Goal -> Every entry below must appear again, exactly as written.

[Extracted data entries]
—————

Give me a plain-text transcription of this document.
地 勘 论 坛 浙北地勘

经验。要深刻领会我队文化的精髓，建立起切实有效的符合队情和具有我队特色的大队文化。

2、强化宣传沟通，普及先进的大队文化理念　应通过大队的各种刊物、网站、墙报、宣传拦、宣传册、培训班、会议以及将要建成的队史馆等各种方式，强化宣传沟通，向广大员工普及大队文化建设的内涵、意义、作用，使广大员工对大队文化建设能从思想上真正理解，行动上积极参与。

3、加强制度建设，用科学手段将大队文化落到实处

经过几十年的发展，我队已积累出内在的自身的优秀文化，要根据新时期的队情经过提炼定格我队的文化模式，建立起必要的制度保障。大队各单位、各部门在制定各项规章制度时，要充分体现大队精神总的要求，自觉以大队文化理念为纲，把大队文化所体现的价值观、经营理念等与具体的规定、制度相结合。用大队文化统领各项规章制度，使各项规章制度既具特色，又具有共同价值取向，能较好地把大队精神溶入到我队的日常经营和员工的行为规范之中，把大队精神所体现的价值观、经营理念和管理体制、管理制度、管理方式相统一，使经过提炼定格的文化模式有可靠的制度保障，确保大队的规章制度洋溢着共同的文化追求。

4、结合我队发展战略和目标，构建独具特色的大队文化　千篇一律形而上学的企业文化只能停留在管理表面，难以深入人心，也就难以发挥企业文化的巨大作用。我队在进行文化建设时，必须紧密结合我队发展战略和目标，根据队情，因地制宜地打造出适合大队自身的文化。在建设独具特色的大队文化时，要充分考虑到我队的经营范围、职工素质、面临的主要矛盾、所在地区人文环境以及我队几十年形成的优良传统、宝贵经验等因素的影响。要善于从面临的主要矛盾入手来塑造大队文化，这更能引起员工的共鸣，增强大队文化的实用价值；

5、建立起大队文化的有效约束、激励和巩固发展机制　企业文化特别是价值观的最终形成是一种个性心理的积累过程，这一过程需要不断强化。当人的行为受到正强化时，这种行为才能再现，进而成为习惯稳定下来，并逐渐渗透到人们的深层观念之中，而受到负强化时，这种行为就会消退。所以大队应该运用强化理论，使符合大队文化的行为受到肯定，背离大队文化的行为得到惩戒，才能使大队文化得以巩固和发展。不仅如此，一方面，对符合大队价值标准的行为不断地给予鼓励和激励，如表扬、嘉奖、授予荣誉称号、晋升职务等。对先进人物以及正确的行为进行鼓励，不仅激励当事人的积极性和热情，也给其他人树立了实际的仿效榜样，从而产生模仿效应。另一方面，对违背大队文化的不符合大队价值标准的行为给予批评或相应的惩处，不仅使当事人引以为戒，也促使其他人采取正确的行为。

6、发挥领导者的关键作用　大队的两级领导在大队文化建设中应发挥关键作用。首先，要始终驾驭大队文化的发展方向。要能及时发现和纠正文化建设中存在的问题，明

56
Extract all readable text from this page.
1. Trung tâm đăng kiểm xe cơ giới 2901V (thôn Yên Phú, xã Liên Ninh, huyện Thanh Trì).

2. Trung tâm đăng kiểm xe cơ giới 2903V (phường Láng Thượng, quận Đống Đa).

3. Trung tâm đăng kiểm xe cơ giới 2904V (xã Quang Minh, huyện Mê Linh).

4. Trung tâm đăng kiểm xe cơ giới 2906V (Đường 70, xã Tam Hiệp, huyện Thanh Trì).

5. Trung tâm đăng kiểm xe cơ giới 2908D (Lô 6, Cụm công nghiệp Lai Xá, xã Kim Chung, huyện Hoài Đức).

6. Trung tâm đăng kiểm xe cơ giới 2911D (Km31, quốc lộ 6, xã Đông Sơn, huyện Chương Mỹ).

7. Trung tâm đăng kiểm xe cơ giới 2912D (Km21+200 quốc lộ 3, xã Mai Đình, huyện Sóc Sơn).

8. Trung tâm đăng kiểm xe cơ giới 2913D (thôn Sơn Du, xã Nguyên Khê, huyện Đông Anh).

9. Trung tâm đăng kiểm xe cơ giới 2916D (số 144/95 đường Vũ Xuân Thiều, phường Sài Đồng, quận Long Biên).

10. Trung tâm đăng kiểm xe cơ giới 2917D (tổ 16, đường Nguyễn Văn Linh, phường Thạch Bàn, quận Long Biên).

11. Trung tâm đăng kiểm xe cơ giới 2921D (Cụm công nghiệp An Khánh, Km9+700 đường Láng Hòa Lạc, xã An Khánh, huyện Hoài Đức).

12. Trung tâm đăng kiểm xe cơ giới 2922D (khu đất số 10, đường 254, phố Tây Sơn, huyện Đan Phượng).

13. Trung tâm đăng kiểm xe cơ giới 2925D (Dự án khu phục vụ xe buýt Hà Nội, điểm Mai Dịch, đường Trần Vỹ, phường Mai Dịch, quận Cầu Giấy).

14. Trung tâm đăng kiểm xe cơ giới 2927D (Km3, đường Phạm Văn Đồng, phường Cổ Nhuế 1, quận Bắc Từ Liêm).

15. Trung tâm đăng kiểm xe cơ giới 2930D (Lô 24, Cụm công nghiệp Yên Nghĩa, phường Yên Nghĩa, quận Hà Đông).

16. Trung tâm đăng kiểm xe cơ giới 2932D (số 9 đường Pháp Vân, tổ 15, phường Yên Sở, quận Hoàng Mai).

—————

Answer for the task ->
Give me a plain-text transcription of this document.
地 勘 论 坛 浙北地勘

经验。要深刻领会我队文化的精髓，建立起切实有效的符合队情和具有我队特色的大队文化。

2、强化宣传沟通，普及先进的大队文化理念　应通过大队的各种刊物、网站、墙报、宣传拦、宣传册、培训班、会议以及将要建成的队史馆等各种方式，强化宣传沟通，向广大员工普及大队文化建设的内涵、意义、作用，使广大员工对大队文化建设能从思想上真正理解，行动上积极参与。

3、加强制度建设，用科学手段将大队文化落到实处

经过几十年的发展，我队已积累出内在的自身的优秀文化，要根据新时期的队情经过提炼定格我队的文化模式，建立起必要的制度保障。大队各单位、各部门在制定各项规章制度时，要充分体现大队精神总的要求，自觉以大队文化理念为纲，把大队文化所体现的价值观、经营理念等与具体的规定、制度相结合。用大队文化统领各项规章制度，使各项规章制度既具特色，又具有共同价值取向，能较好地把大队精神溶入到我队的日常经营和员工的行为规范之中，把大队精神所体现的价值观、经营理念和管理体制、管理制度、管理方式相统一，使经过提炼定格的文化模式有可靠的制度保障，确保大队的规章制度洋溢着共同的文化追求。

4、结合我队发展战略和目标，构建独具特色的大队文化　千篇一律形而上学的企业文化只能停留在管理表面，难以深入人心，也就难以发挥企业文化的巨大作用。我队在进行文化建设时，必须紧密结合我队发展战略和目标，根据队情，因地制宜地打造出适合大队自身的文化。在建设独具特色的大队文化时，要充分考虑到我队的经营范围、职工素质、面临的主要矛盾、所在地区人文环境以及我队几十年形成的优良传统、宝贵经验等因素的影响。要善于从面临的主要矛盾入手来塑造大队文化，这更能引起员工的共鸣，增强大队文化的实用价值；

5、建立起大队文化的有效约束、激励和巩固发展机制　企业文化特别是价值观的最终形成是一种个性心理的积累过程，这一过程需要不断强化。当人的行为受到正强化时，这种行为才能再现，进而成为习惯稳定下来，并逐渐渗透到人们的深层观念之中，而受到负强化时，这种行为就会消退。所以大队应该运用强化理论，使符合大队文化的行为受到肯定，背离大队文化的行为得到惩戒，才能使大队文化得以巩固和发展。不仅如此，一方面，对符合大队价值标准的行为不断地给予鼓励和激励，如表扬、嘉奖、授予荣誉称号、晋升职务等。对先进人物以及正确的行为进行鼓励，不仅激励当事人的积极性和热情，也给其他人树立了实际的仿效榜样，从而产生模仿效应。另一方面，对违背大队文化的不符合大队价值标准的行为给予批评或相应的惩处，不仅使当事人引以为戒，也促使其他人采取正确的行为。

6、发挥领导者的关键作用　大队的两级领导在大队文化建设中应发挥关键作用。首先，要始终驾驭大队文化的发展方向。要能及时发现和纠正文化建设中存在的问题，明

56
Extract all readable text from this page.
1. Trung tâm đăng kiểm xe cơ giới 2901V (thôn Yên Phú, xã Liên Ninh, huyện Thanh Trì).

2. Trung tâm đăng kiểm xe cơ giới 2903V (phường Láng Thượng, quận Đống Đa).

3. Trung tâm đăng kiểm xe cơ giới 2904V (xã Quang Minh, huyện Mê Linh).

4. Trung tâm đăng kiểm xe cơ giới 2906V (Đường 70, xã Tam Hiệp, huyện Thanh Trì).

5. Trung tâm đăng kiểm xe cơ giới 2908D (Lô 6, Cụm công nghiệp Lai Xá, xã Kim Chung, huyện Hoài Đức).

6. Trung tâm đăng kiểm xe cơ giới 2911D (Km31, quốc lộ 6, xã Đông Sơn, huyện Chương Mỹ).

7. Trung tâm đăng kiểm xe cơ giới 2912D (Km21+200 quốc lộ 3, xã Mai Đình, huyện Sóc Sơn).

8. Trung tâm đăng kiểm xe cơ giới 2913D (thôn Sơn Du, xã Nguyên Khê, huyện Đông Anh).

9. Trung tâm đăng kiểm xe cơ giới 2916D (số 144/95 đường Vũ Xuân Thiều, phường Sài Đồng, quận Long Biên).

10. Trung tâm đăng kiểm xe cơ giới 2917D (tổ 16, đường Nguyễn Văn Linh, phường Thạch Bàn, quận Long Biên).

11. Trung tâm đăng kiểm xe cơ giới 2921D (Cụm công nghiệp An Khánh, Km9+700 đường Láng Hòa Lạc, xã An Khánh, huyện Hoài Đức).

12. Trung tâm đăng kiểm xe cơ giới 2922D (khu đất số 10, đường 254, phố Tây Sơn, huyện Đan Phượng).

13. Trung tâm đăng kiểm xe cơ giới 2925D (Dự án khu phục vụ xe buýt Hà Nội, điểm Mai Dịch, đường Trần Vỹ, phường Mai Dịch, quận Cầu Giấy).

14. Trung tâm đăng kiểm xe cơ giới 2927D (Km3, đường Phạm Văn Đồng, phường Cổ Nhuế 1, quận Bắc Từ Liêm).

15. Trung tâm đăng kiểm xe cơ giới 2930D (Lô 24, Cụm công nghiệp Yên Nghĩa, phường Yên Nghĩa, quận Hà Đông).

16. Trung tâm đăng kiểm xe cơ giới 2932D (số 9 đường Pháp Vân, tổ 15, phường Yên Sở, quận Hoàng Mai).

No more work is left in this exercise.